WORK INSTRUCTIONS – What number of lines in the material contain the word "orbitalilor"? Give that number alone.
----------------
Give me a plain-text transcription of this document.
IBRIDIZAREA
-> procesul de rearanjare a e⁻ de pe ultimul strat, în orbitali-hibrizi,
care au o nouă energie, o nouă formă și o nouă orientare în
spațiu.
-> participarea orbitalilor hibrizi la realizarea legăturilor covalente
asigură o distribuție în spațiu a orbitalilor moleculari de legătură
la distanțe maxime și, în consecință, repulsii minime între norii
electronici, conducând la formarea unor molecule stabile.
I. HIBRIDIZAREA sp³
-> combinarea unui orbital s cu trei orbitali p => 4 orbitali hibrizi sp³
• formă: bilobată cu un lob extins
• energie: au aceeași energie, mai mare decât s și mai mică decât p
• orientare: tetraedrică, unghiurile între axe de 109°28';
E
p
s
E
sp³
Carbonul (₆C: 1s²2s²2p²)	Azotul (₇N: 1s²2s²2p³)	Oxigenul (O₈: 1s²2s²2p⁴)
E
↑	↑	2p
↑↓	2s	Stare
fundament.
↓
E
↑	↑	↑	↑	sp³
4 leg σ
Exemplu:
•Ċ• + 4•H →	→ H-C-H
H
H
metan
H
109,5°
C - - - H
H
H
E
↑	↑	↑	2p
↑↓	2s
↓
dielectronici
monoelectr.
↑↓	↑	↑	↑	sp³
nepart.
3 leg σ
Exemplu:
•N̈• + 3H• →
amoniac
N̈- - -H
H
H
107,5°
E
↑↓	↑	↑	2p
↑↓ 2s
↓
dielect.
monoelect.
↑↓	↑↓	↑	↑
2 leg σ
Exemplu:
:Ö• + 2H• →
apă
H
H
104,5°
----------------
TASK RESPONSE – 2